--- Start ---

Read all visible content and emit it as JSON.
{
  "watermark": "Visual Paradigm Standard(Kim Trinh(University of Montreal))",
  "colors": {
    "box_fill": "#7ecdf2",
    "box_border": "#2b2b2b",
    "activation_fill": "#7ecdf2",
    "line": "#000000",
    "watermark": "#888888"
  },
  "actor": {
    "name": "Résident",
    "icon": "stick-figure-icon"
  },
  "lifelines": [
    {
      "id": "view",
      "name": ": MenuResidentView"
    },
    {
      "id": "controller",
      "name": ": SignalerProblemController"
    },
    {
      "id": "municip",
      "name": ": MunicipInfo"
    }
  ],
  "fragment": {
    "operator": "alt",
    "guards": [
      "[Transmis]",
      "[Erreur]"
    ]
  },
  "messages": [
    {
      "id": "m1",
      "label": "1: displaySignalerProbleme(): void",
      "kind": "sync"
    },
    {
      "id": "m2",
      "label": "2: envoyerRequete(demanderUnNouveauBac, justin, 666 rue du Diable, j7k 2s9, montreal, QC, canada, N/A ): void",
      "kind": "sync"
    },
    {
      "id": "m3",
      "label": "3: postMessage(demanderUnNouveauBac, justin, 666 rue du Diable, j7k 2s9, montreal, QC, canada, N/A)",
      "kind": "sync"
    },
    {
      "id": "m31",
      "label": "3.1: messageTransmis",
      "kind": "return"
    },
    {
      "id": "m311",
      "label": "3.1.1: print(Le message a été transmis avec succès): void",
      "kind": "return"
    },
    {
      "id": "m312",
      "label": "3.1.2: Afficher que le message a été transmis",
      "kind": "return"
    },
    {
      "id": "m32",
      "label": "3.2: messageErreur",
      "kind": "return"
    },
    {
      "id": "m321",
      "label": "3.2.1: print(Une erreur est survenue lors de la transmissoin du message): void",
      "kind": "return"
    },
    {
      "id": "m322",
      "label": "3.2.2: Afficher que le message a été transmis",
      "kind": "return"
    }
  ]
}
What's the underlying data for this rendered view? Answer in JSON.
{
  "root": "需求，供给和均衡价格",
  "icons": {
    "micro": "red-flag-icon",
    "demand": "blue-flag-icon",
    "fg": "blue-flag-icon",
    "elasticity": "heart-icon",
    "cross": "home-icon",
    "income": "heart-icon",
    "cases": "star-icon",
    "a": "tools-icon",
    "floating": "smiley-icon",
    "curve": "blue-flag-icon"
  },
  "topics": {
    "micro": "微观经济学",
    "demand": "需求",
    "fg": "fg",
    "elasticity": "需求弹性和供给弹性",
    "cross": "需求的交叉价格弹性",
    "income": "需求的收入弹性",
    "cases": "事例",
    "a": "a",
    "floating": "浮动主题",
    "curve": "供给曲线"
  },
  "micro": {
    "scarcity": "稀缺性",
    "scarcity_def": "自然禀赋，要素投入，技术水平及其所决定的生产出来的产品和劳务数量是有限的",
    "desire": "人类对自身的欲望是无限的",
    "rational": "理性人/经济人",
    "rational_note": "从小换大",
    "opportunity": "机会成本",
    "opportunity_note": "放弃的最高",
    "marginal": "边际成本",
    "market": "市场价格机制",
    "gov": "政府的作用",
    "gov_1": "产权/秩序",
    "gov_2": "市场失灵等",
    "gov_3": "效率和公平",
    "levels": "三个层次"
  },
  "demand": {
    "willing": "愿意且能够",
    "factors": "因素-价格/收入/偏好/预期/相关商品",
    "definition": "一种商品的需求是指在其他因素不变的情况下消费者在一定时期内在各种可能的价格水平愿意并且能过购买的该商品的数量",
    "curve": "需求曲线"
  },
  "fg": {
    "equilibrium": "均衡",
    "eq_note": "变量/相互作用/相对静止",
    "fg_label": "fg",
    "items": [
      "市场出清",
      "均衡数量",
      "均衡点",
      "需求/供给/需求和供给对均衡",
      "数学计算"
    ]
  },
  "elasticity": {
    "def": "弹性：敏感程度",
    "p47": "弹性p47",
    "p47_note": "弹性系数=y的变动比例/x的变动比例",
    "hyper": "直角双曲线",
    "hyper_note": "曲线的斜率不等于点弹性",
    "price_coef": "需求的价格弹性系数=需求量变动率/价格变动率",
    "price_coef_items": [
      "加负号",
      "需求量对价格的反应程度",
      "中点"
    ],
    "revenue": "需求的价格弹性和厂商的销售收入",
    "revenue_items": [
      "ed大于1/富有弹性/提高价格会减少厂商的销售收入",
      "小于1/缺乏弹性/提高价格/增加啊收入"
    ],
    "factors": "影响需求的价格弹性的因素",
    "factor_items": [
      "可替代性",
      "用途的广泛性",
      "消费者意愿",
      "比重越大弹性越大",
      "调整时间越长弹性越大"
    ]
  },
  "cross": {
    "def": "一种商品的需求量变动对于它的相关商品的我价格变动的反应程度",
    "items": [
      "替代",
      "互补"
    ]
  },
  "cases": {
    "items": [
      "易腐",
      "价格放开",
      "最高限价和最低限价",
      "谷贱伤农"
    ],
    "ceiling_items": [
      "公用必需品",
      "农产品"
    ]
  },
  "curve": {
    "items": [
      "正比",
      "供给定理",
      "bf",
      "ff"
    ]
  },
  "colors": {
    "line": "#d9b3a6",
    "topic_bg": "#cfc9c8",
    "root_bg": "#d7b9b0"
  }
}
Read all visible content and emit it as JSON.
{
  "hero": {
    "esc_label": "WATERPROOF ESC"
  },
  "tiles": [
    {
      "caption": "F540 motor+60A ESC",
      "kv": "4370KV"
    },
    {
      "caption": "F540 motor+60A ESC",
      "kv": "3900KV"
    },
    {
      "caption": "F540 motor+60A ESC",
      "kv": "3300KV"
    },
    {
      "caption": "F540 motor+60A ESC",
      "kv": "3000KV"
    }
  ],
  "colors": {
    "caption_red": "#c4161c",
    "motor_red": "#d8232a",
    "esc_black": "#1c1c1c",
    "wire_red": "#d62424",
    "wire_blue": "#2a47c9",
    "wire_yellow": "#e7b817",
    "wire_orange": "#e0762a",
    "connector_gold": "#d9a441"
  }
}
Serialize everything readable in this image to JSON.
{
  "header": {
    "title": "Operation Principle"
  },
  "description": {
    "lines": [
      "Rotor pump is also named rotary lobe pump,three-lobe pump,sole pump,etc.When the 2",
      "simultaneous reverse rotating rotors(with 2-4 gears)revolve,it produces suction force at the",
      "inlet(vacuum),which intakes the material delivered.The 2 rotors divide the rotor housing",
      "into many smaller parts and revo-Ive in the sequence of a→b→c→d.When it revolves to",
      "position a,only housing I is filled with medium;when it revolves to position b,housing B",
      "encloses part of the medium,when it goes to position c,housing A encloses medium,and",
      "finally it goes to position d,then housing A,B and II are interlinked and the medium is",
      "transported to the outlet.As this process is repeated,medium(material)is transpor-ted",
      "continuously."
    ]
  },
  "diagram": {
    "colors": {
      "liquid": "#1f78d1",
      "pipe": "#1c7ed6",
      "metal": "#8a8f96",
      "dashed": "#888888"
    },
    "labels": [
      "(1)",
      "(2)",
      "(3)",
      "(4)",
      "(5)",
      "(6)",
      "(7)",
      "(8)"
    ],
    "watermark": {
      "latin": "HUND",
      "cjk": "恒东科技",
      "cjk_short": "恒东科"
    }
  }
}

--- End ---

All of the records must be retyped exactly as they are.

Exercise result ->
Read all visible content and emit it as JSON.
{
  "watermark": "Visual Paradigm Standard(Kim Trinh(University of Montreal))",
  "colors": {
    "box_fill": "#7ecdf2",
    "box_border": "#2b2b2b",
    "activation_fill": "#7ecdf2",
    "line": "#000000",
    "watermark": "#888888"
  },
  "actor": {
    "name": "Résident",
    "icon": "stick-figure-icon"
  },
  "lifelines": [
    {
      "id": "view",
      "name": ": MenuResidentView"
    },
    {
      "id": "controller",
      "name": ": SignalerProblemController"
    },
    {
      "id": "municip",
      "name": ": MunicipInfo"
    }
  ],
  "fragment": {
    "operator": "alt",
    "guards": [
      "[Transmis]",
      "[Erreur]"
    ]
  },
  "messages": [
    {
      "id": "m1",
      "label": "1: displaySignalerProbleme(): void",
      "kind": "sync"
    },
    {
      "id": "m2",
      "label": "2: envoyerRequete(demanderUnNouveauBac, justin, 666 rue du Diable, j7k 2s9, montreal, QC, canada, N/A ): void",
      "kind": "sync"
    },
    {
      "id": "m3",
      "label": "3: postMessage(demanderUnNouveauBac, justin, 666 rue du Diable, j7k 2s9, montreal, QC, canada, N/A)",
      "kind": "sync"
    },
    {
      "id": "m31",
      "label": "3.1: messageTransmis",
      "kind": "return"
    },
    {
      "id": "m311",
      "label": "3.1.1: print(Le message a été transmis avec succès): void",
      "kind": "return"
    },
    {
      "id": "m312",
      "label": "3.1.2: Afficher que le message a été transmis",
      "kind": "return"
    },
    {
      "id": "m32",
      "label": "3.2: messageErreur",
      "kind": "return"
    },
    {
      "id": "m321",
      "label": "3.2.1: print(Une erreur est survenue lors de la transmissoin du message): void",
      "kind": "return"
    },
    {
      "id": "m322",
      "label": "3.2.2: Afficher que le message a été transmis",
      "kind": "return"
    }
  ]
}
What's the underlying data for this rendered view? Answer in JSON.
{
  "root": "需求，供给和均衡价格",
  "icons": {
    "micro": "red-flag-icon",
    "demand": "blue-flag-icon",
    "fg": "blue-flag-icon",
    "elasticity": "heart-icon",
    "cross": "home-icon",
    "income": "heart-icon",
    "cases": "star-icon",
    "a": "tools-icon",
    "floating": "smiley-icon",
    "curve": "blue-flag-icon"
  },
  "topics": {
    "micro": "微观经济学",
    "demand": "需求",
    "fg": "fg",
    "elasticity": "需求弹性和供给弹性",
    "cross": "需求的交叉价格弹性",
    "income": "需求的收入弹性",
    "cases": "事例",
    "a": "a",
    "floating": "浮动主题",
    "curve": "供给曲线"
  },
  "micro": {
    "scarcity": "稀缺性",
    "scarcity_def": "自然禀赋，要素投入，技术水平及其所决定的生产出来的产品和劳务数量是有限的",
    "desire": "人类对自身的欲望是无限的",
    "rational": "理性人/经济人",
    "rational_note": "从小换大",
    "opportunity": "机会成本",
    "opportunity_note": "放弃的最高",
    "marginal": "边际成本",
    "market": "市场价格机制",
    "gov": "政府的作用",
    "gov_1": "产权/秩序",
    "gov_2": "市场失灵等",
    "gov_3": "效率和公平",
    "levels": "三个层次"
  },
  "demand": {
    "willing": "愿意且能够",
    "factors": "因素-价格/收入/偏好/预期/相关商品",
    "definition": "一种商品的需求是指在其他因素不变的情况下消费者在一定时期内在各种可能的价格水平愿意并且能过购买的该商品的数量",
    "curve": "需求曲线"
  },
  "fg": {
    "equilibrium": "均衡",
    "eq_note": "变量/相互作用/相对静止",
    "fg_label": "fg",
    "items": [
      "市场出清",
      "均衡数量",
      "均衡点",
      "需求/供给/需求和供给对均衡",
      "数学计算"
    ]
  },
  "elasticity": {
    "def": "弹性：敏感程度",
    "p47": "弹性p47",
    "p47_note": "弹性系数=y的变动比例/x的变动比例",
    "hyper": "直角双曲线",
    "hyper_note": "曲线的斜率不等于点弹性",
    "price_coef": "需求的价格弹性系数=需求量变动率/价格变动率",
    "price_coef_items": [
      "加负号",
      "需求量对价格的反应程度",
      "中点"
    ],
    "revenue": "需求的价格弹性和厂商的销售收入",
    "revenue_items": [
      "ed大于1/富有弹性/提高价格会减少厂商的销售收入",
      "小于1/缺乏弹性/提高价格/增加啊收入"
    ],
    "factors": "影响需求的价格弹性的因素",
    "factor_items": [
      "可替代性",
      "用途的广泛性",
      "消费者意愿",
      "比重越大弹性越大",
      "调整时间越长弹性越大"
    ]
  },
  "cross": {
    "def": "一种商品的需求量变动对于它的相关商品的我价格变动的反应程度",
    "items": [
      "替代",
      "互补"
    ]
  },
  "cases": {
    "items": [
      "易腐",
      "价格放开",
      "最高限价和最低限价",
      "谷贱伤农"
    ],
    "ceiling_items": [
      "公用必需品",
      "农产品"
    ]
  },
  "curve": {
    "items": [
      "正比",
      "供给定理",
      "bf",
      "ff"
    ]
  },
  "colors": {
    "line": "#d9b3a6",
    "topic_bg": "#cfc9c8",
    "root_bg": "#d7b9b0"
  }
}
Read all visible content and emit it as JSON.
{
  "hero": {
    "esc_label": "WATERPROOF ESC"
  },
  "tiles": [
    {
      "caption": "F540 motor+60A ESC",
      "kv": "4370KV"
    },
    {
      "caption": "F540 motor+60A ESC",
      "kv": "3900KV"
    },
    {
      "caption": "F540 motor+60A ESC",
      "kv": "3300KV"
    },
    {
      "caption": "F540 motor+60A ESC",
      "kv": "3000KV"
    }
  ],
  "colors": {
    "caption_red": "#c4161c",
    "motor_red": "#d8232a",
    "esc_black": "#1c1c1c",
    "wire_red": "#d62424",
    "wire_blue": "#2a47c9",
    "wire_yellow": "#e7b817",
    "wire_orange": "#e0762a",
    "connector_gold": "#d9a441"
  }
}
Serialize everything readable in this image to JSON.
{
  "header": {
    "title": "Operation Principle"
  },
  "description": {
    "lines": [
      "Rotor pump is also named rotary lobe pump,three-lobe pump,sole pump,etc.When the 2",
      "simultaneous reverse rotating rotors(with 2-4 gears)revolve,it produces suction force at the",
      "inlet(vacuum),which intakes the material delivered.The 2 rotors divide the rotor housing",
      "into many smaller parts and revo-Ive in the sequence of a→b→c→d.When it revolves to",
      "position a,only housing I is filled with medium;when it revolves to position b,housing B",
      "encloses part of the medium,when it goes to position c,housing A encloses medium,and",
      "finally it goes to position d,then housing A,B and II are interlinked and the medium is",
      "transported to the outlet.As this process is repeated,medium(material)is transpor-ted",
      "continuously."
    ]
  },
  "diagram": {
    "colors": {
      "liquid": "#1f78d1",
      "pipe": "#1c7ed6",
      "metal": "#8a8f96",
      "dashed": "#888888"
    },
    "labels": [
      "(1)",
      "(2)",
      "(3)",
      "(4)",
      "(5)",
      "(6)",
      "(7)",
      "(8)"
    ],
    "watermark": {
      "latin": "HUND",
      "cjk": "恒东科技",
      "cjk_short": "恒东科"
    }
  }
}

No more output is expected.